__Exercise instructions__. Every line below that mentions the word "Reflectivity" should be copied out.

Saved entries
════

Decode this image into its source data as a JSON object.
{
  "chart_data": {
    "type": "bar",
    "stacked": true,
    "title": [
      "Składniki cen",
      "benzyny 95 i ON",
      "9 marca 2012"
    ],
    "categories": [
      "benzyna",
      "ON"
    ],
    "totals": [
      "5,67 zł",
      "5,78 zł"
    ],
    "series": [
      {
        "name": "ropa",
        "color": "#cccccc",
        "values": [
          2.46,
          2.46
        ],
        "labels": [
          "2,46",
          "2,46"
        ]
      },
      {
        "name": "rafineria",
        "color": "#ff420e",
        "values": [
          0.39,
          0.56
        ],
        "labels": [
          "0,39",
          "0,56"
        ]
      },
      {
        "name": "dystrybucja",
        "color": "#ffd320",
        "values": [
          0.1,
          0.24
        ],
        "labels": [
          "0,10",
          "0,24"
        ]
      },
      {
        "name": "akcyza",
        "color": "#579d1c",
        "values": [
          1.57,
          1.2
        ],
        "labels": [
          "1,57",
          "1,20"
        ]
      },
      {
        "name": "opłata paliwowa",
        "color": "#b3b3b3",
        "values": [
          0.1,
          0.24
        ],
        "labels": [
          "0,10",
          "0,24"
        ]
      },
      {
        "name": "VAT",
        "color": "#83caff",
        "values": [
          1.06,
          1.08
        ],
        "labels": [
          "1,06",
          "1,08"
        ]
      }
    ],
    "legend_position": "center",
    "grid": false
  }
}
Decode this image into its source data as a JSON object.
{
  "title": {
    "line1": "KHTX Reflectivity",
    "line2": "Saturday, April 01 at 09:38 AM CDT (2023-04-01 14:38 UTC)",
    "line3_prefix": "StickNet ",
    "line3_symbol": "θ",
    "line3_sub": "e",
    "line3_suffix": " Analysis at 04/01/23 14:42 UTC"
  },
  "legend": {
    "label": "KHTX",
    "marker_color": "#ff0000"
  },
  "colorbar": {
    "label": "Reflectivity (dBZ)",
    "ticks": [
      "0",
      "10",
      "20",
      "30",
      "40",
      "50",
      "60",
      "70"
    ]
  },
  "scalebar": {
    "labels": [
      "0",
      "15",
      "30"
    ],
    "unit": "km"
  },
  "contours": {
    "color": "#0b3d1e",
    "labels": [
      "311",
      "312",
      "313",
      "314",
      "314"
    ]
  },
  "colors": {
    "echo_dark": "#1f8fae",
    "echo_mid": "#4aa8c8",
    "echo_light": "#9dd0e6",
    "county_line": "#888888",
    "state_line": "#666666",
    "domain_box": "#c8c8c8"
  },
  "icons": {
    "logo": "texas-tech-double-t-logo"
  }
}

════

__Exercise response__.
    "line1": "KHTX Reflectivity",
    "label": "Reflectivity (dBZ)",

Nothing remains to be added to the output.